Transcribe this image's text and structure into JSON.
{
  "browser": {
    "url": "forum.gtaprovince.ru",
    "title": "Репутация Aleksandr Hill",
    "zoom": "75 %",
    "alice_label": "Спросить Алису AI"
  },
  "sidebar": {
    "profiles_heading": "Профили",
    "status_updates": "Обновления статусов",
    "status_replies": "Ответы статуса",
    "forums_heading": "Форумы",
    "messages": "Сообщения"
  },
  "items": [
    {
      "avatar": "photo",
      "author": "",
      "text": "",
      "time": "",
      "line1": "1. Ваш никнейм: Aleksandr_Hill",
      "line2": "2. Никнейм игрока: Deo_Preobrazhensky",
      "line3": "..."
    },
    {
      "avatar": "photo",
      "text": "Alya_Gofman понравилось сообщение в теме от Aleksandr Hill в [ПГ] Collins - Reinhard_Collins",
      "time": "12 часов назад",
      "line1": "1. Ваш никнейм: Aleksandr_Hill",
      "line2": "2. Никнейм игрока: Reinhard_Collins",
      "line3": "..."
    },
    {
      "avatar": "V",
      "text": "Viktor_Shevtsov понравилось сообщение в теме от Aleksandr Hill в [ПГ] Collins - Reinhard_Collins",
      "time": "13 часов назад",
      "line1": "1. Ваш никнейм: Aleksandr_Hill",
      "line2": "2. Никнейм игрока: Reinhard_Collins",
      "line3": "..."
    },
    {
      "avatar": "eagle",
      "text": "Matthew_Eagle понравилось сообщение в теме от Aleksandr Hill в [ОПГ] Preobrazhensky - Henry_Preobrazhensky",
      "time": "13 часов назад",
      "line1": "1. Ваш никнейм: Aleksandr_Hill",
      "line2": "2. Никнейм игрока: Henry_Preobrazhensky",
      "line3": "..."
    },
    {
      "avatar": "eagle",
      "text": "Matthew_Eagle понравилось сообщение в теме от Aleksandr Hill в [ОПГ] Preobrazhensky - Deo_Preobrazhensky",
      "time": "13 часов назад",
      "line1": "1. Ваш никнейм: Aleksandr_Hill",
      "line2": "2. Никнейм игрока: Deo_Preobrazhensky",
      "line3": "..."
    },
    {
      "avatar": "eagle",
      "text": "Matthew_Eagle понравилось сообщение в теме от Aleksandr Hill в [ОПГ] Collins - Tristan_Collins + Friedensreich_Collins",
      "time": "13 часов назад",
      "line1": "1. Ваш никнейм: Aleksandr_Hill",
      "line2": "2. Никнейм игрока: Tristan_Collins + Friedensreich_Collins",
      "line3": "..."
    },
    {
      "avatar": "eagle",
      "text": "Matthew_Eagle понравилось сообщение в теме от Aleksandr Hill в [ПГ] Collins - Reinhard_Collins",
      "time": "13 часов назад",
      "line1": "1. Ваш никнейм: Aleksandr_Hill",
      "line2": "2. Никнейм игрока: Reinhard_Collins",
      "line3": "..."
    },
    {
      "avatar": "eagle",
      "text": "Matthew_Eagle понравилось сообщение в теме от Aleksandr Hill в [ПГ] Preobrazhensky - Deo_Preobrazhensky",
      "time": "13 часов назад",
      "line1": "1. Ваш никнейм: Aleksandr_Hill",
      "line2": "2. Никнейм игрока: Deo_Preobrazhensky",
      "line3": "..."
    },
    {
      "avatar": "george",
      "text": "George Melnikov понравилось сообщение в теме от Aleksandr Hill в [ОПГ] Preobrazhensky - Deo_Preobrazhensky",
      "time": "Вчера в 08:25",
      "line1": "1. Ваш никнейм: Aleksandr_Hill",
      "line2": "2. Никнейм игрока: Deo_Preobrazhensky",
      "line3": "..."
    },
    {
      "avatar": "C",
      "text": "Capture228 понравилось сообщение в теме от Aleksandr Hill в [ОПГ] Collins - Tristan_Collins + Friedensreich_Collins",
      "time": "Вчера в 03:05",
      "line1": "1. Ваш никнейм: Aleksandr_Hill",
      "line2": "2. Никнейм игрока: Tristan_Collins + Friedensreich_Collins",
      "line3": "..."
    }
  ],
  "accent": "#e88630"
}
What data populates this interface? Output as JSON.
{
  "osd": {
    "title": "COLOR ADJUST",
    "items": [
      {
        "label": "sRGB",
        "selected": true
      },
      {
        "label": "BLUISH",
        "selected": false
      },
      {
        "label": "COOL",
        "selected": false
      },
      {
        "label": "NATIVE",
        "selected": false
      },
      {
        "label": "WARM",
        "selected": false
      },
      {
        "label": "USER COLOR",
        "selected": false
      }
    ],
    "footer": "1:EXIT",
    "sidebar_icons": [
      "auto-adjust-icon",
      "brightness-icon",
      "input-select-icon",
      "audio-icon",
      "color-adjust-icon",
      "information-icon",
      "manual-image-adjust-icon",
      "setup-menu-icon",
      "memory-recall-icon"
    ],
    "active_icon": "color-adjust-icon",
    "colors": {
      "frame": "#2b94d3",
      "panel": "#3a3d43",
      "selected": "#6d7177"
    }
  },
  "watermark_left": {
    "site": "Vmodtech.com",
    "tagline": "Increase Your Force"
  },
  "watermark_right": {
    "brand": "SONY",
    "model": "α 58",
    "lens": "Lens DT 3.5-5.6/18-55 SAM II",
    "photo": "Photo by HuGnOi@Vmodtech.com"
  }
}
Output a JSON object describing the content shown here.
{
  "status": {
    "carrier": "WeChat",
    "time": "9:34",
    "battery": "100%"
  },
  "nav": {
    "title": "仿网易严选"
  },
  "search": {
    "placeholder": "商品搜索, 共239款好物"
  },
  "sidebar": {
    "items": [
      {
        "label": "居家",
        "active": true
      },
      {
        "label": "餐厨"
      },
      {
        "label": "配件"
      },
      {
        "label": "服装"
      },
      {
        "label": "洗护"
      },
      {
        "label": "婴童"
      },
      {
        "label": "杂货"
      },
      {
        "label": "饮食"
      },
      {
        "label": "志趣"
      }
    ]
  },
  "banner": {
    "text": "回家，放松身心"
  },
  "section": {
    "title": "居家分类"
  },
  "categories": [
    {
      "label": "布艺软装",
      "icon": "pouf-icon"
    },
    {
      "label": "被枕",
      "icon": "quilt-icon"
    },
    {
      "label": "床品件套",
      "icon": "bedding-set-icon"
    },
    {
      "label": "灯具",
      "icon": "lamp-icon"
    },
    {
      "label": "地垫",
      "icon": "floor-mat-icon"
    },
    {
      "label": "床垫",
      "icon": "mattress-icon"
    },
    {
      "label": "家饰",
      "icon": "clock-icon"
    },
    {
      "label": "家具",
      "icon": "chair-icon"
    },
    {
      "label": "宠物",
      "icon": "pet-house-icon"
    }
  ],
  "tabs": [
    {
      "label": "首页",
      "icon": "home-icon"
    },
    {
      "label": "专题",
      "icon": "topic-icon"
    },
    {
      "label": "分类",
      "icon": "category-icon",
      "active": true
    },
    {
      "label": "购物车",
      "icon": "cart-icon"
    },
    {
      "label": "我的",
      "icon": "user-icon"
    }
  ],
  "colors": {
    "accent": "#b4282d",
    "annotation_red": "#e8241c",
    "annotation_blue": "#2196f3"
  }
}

○ ○ ○ ○ ○ ○ ○

**REQUIREMENTS:**
Restate the data above word for word, please.

**SOLUTION:**
Transcribe this image's text and structure into JSON.
{
  "browser": {
    "url": "forum.gtaprovince.ru",
    "title": "Репутация Aleksandr Hill",
    "zoom": "75 %",
    "alice_label": "Спросить Алису AI"
  },
  "sidebar": {
    "profiles_heading": "Профили",
    "status_updates": "Обновления статусов",
    "status_replies": "Ответы статуса",
    "forums_heading": "Форумы",
    "messages": "Сообщения"
  },
  "items": [
    {
      "avatar": "photo",
      "author": "",
      "text": "",
      "time": "",
      "line1": "1. Ваш никнейм: Aleksandr_Hill",
      "line2": "2. Никнейм игрока: Deo_Preobrazhensky",
      "line3": "..."
    },
    {
      "avatar": "photo",
      "text": "Alya_Gofman понравилось сообщение в теме от Aleksandr Hill в [ПГ] Collins - Reinhard_Collins",
      "time": "12 часов назад",
      "line1": "1. Ваш никнейм: Aleksandr_Hill",
      "line2": "2. Никнейм игрока: Reinhard_Collins",
      "line3": "..."
    },
    {
      "avatar": "V",
      "text": "Viktor_Shevtsov понравилось сообщение в теме от Aleksandr Hill в [ПГ] Collins - Reinhard_Collins",
      "time": "13 часов назад",
      "line1": "1. Ваш никнейм: Aleksandr_Hill",
      "line2": "2. Никнейм игрока: Reinhard_Collins",
      "line3": "..."
    },
    {
      "avatar": "eagle",
      "text": "Matthew_Eagle понравилось сообщение в теме от Aleksandr Hill в [ОПГ] Preobrazhensky - Henry_Preobrazhensky",
      "time": "13 часов назад",
      "line1": "1. Ваш никнейм: Aleksandr_Hill",
      "line2": "2. Никнейм игрока: Henry_Preobrazhensky",
      "line3": "..."
    },
    {
      "avatar": "eagle",
      "text": "Matthew_Eagle понравилось сообщение в теме от Aleksandr Hill в [ОПГ] Preobrazhensky - Deo_Preobrazhensky",
      "time": "13 часов назад",
      "line1": "1. Ваш никнейм: Aleksandr_Hill",
      "line2": "2. Никнейм игрока: Deo_Preobrazhensky",
      "line3": "..."
    },
    {
      "avatar": "eagle",
      "text": "Matthew_Eagle понравилось сообщение в теме от Aleksandr Hill в [ОПГ] Collins - Tristan_Collins + Friedensreich_Collins",
      "time": "13 часов назад",
      "line1": "1. Ваш никнейм: Aleksandr_Hill",
      "line2": "2. Никнейм игрока: Tristan_Collins + Friedensreich_Collins",
      "line3": "..."
    },
    {
      "avatar": "eagle",
      "text": "Matthew_Eagle понравилось сообщение в теме от Aleksandr Hill в [ПГ] Collins - Reinhard_Collins",
      "time": "13 часов назад",
      "line1": "1. Ваш никнейм: Aleksandr_Hill",
      "line2": "2. Никнейм игрока: Reinhard_Collins",
      "line3": "..."
    },
    {
      "avatar": "eagle",
      "text": "Matthew_Eagle понравилось сообщение в теме от Aleksandr Hill в [ПГ] Preobrazhensky - Deo_Preobrazhensky",
      "time": "13 часов назад",
      "line1": "1. Ваш никнейм: Aleksandr_Hill",
      "line2": "2. Никнейм игрока: Deo_Preobrazhensky",
      "line3": "..."
    },
    {
      "avatar": "george",
      "text": "George Melnikov понравилось сообщение в теме от Aleksandr Hill в [ОПГ] Preobrazhensky - Deo_Preobrazhensky",
      "time": "Вчера в 08:25",
      "line1": "1. Ваш никнейм: Aleksandr_Hill",
      "line2": "2. Никнейм игрока: Deo_Preobrazhensky",
      "line3": "..."
    },
    {
      "avatar": "C",
      "text": "Capture228 понравилось сообщение в теме от Aleksandr Hill в [ОПГ] Collins - Tristan_Collins + Friedensreich_Collins",
      "time": "Вчера в 03:05",
      "line1": "1. Ваш никнейм: Aleksandr_Hill",
      "line2": "2. Никнейм игрока: Tristan_Collins + Friedensreich_Collins",
      "line3": "..."
    }
  ],
  "accent": "#e88630"
}
What data populates this interface? Output as JSON.
{
  "osd": {
    "title": "COLOR ADJUST",
    "items": [
      {
        "label": "sRGB",
        "selected": true
      },
      {
        "label": "BLUISH",
        "selected": false
      },
      {
        "label": "COOL",
        "selected": false
      },
      {
        "label": "NATIVE",
        "selected": false
      },
      {
        "label": "WARM",
        "selected": false
      },
      {
        "label": "USER COLOR",
        "selected": false
      }
    ],
    "footer": "1:EXIT",
    "sidebar_icons": [
      "auto-adjust-icon",
      "brightness-icon",
      "input-select-icon",
      "audio-icon",
      "color-adjust-icon",
      "information-icon",
      "manual-image-adjust-icon",
      "setup-menu-icon",
      "memory-recall-icon"
    ],
    "active_icon": "color-adjust-icon",
    "colors": {
      "frame": "#2b94d3",
      "panel": "#3a3d43",
      "selected": "#6d7177"
    }
  },
  "watermark_left": {
    "site": "Vmodtech.com",
    "tagline": "Increase Your Force"
  },
  "watermark_right": {
    "brand": "SONY",
    "model": "α 58",
    "lens": "Lens DT 3.5-5.6/18-55 SAM II",
    "photo": "Photo by HuGnOi@Vmodtech.com"
  }
}
Output a JSON object describing the content shown here.
{
  "status": {
    "carrier": "WeChat",
    "time": "9:34",
    "battery": "100%"
  },
  "nav": {
    "title": "仿网易严选"
  },
  "search": {
    "placeholder": "商品搜索, 共239款好物"
  },
  "sidebar": {
    "items": [
      {
        "label": "居家",
        "active": true
      },
      {
        "label": "餐厨"
      },
      {
        "label": "配件"
      },
      {
        "label": "服装"
      },
      {
        "label": "洗护"
      },
      {
        "label": "婴童"
      },
      {
        "label": "杂货"
      },
      {
        "label": "饮食"
      },
      {
        "label": "志趣"
      }
    ]
  },
  "banner": {
    "text": "回家，放松身心"
  },
  "section": {
    "title": "居家分类"
  },
  "categories": [
    {
      "label": "布艺软装",
      "icon": "pouf-icon"
    },
    {
      "label": "被枕",
      "icon": "quilt-icon"
    },
    {
      "label": "床品件套",
      "icon": "bedding-set-icon"
    },
    {
      "label": "灯具",
      "icon": "lamp-icon"
    },
    {
      "label": "地垫",
      "icon": "floor-mat-icon"
    },
    {
      "label": "床垫",
      "icon": "mattress-icon"
    },
    {
      "label": "家饰",
      "icon": "clock-icon"
    },
    {
      "label": "家具",
      "icon": "chair-icon"
    },
    {
      "label": "宠物",
      "icon": "pet-house-icon"
    }
  ],
  "tabs": [
    {
      "label": "首页",
      "icon": "home-icon"
    },
    {
      "label": "专题",
      "icon": "topic-icon"
    },
    {
      "label": "分类",
      "icon": "category-icon",
      "active": true
    },
    {
      "label": "购物车",
      "icon": "cart-icon"
    },
    {
      "label": "我的",
      "icon": "user-icon"
    }
  ],
  "colors": {
    "accent": "#b4282d",
    "annotation_red": "#e8241c",
    "annotation_blue": "#2196f3"
  }
}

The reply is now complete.